### Provided data

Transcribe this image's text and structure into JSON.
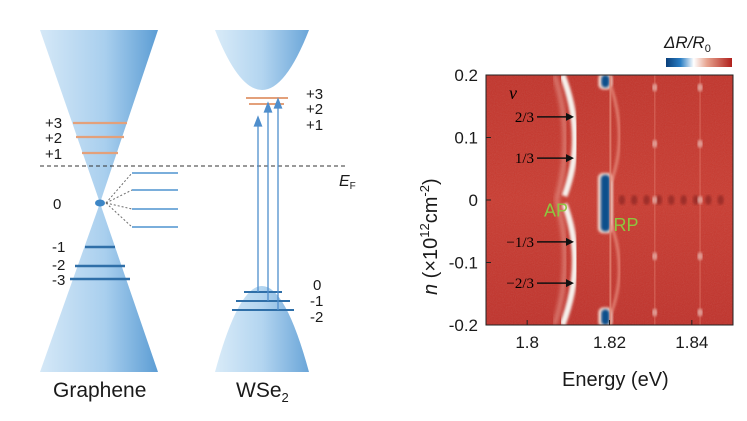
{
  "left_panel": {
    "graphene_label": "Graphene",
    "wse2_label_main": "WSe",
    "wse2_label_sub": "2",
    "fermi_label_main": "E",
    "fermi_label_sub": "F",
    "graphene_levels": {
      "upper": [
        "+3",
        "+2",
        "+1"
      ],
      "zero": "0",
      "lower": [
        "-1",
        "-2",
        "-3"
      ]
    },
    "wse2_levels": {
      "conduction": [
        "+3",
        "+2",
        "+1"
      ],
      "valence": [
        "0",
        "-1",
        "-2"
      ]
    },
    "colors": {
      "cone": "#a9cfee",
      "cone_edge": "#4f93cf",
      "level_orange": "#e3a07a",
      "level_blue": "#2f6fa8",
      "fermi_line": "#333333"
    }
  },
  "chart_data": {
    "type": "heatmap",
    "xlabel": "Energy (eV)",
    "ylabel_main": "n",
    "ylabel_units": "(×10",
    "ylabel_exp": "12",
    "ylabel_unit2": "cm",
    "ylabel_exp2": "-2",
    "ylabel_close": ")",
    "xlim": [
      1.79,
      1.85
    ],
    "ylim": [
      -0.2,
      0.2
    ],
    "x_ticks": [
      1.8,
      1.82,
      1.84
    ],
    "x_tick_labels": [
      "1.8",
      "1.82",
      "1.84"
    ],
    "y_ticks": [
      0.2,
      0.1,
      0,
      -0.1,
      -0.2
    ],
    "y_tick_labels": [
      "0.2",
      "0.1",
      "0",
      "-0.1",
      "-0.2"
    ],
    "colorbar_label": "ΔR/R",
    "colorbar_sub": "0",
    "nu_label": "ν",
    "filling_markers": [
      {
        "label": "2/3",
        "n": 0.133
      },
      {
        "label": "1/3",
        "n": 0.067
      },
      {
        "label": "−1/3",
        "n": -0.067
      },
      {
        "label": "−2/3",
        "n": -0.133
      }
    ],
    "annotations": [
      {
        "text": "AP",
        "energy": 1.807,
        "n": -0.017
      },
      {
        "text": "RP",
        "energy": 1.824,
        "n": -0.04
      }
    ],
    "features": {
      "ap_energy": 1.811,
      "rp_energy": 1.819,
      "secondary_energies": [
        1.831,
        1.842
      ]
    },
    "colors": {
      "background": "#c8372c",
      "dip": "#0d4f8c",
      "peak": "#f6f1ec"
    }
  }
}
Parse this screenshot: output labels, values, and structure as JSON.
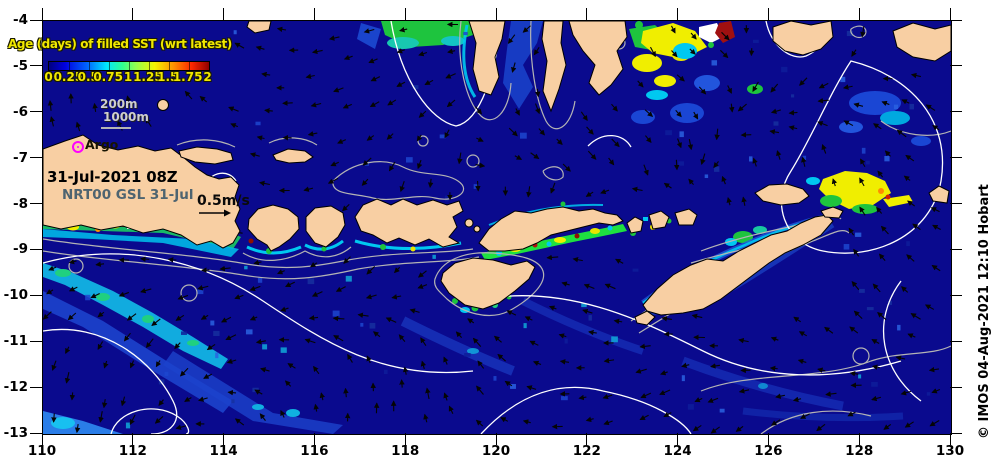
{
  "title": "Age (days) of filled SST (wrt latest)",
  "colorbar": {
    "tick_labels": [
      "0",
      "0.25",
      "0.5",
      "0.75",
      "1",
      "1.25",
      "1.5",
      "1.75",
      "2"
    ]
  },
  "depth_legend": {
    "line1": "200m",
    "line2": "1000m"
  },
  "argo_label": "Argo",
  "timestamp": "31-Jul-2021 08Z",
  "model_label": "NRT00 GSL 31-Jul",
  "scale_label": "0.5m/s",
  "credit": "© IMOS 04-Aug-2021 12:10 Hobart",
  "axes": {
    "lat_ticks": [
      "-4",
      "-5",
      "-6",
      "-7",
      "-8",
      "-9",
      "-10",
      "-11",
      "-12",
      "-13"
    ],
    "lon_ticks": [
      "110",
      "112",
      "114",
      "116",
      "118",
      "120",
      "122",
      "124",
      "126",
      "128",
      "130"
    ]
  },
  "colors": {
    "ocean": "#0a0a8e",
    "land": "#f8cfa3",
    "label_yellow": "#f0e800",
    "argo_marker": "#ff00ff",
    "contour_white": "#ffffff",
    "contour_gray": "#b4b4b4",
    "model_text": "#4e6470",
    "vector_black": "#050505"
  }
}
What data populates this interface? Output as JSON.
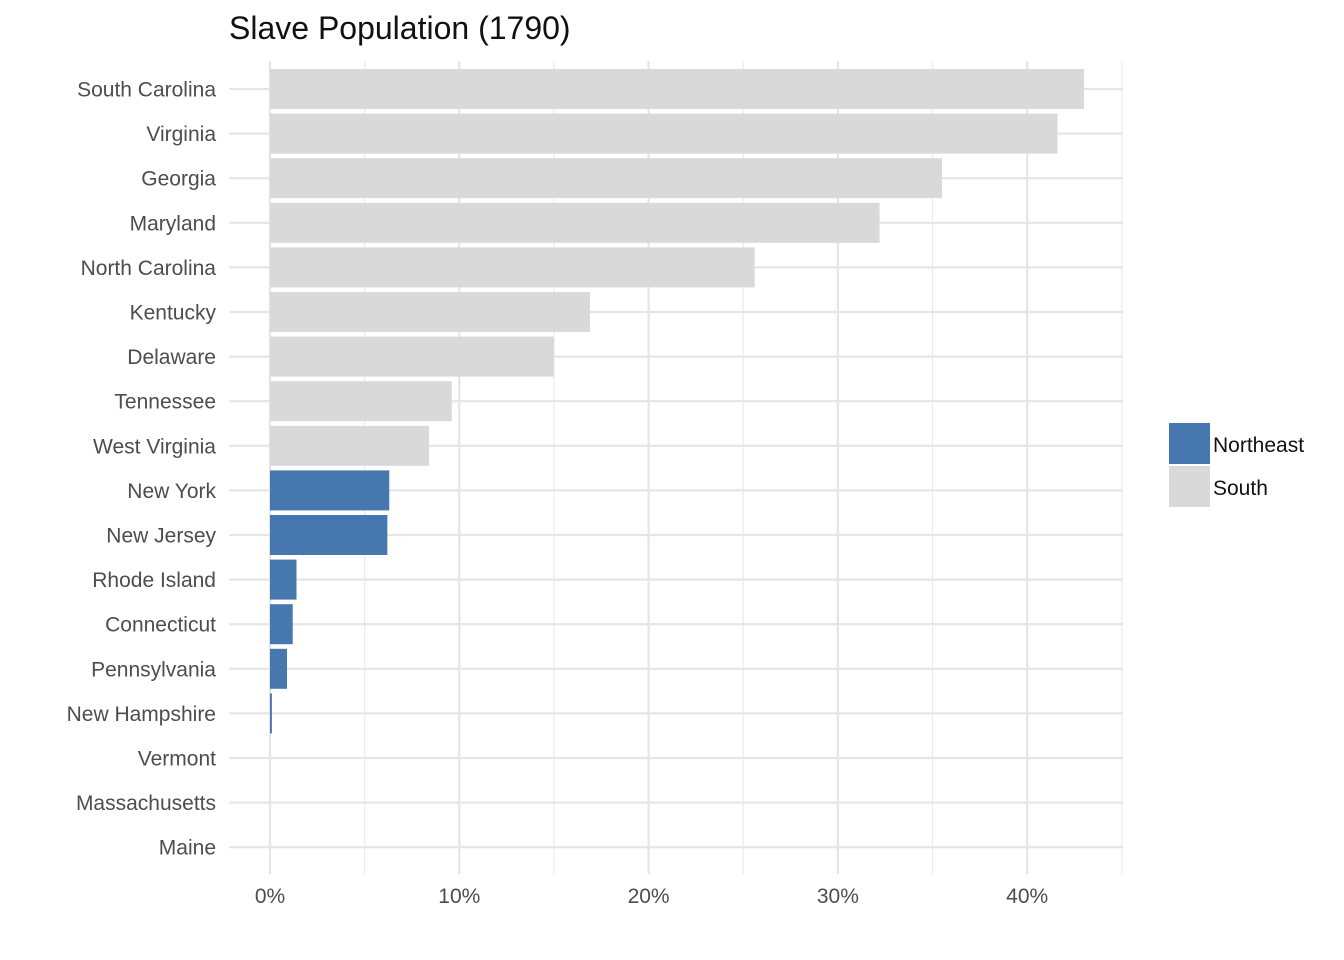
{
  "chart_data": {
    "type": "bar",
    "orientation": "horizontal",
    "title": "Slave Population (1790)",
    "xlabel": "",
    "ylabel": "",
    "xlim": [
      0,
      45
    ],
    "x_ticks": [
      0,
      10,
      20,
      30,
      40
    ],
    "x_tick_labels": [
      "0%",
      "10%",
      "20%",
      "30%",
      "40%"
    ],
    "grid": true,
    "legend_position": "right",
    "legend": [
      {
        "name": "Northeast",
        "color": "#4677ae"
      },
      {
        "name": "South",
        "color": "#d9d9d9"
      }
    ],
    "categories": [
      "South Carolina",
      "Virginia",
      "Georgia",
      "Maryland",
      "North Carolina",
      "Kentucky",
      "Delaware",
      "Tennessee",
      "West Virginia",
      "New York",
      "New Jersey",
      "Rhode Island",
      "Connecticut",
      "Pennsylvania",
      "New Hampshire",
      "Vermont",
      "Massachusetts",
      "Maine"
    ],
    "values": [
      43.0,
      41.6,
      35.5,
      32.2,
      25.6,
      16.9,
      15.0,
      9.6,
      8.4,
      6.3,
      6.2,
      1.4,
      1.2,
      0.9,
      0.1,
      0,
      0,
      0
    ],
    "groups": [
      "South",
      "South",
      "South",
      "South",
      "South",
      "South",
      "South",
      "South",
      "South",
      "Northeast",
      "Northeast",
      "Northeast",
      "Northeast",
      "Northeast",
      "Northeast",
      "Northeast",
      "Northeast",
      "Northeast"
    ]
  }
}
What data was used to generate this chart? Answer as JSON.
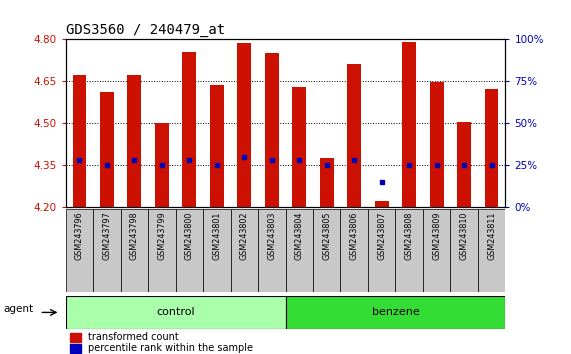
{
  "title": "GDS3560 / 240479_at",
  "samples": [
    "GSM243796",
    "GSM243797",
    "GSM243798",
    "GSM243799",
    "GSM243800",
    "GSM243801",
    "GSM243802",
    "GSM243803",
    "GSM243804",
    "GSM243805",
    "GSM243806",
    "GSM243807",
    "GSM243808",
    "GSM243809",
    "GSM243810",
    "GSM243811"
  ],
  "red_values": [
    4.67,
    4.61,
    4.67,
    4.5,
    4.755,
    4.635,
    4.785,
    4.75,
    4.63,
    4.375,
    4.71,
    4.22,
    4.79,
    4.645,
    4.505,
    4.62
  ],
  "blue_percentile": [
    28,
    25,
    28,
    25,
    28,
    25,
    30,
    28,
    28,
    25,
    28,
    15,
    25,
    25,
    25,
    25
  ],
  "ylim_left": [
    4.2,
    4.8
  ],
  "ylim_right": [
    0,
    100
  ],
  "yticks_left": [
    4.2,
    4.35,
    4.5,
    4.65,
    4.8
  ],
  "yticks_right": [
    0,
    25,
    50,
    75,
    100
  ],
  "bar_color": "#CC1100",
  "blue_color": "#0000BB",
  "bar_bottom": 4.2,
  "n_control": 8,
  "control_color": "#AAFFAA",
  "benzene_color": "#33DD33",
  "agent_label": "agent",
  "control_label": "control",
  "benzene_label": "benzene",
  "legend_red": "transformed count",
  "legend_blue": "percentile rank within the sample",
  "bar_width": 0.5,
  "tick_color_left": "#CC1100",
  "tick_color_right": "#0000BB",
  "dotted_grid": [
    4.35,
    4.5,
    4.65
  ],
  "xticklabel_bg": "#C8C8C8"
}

### Written task
Using the material above, copy every line in which the string "title" occurs.

### Final answer
  "title": "Age (days) of filled SST (wrt latest)",
    "title": "Slave Population (1790)",
  "title": "GDS3560 / 240479_at",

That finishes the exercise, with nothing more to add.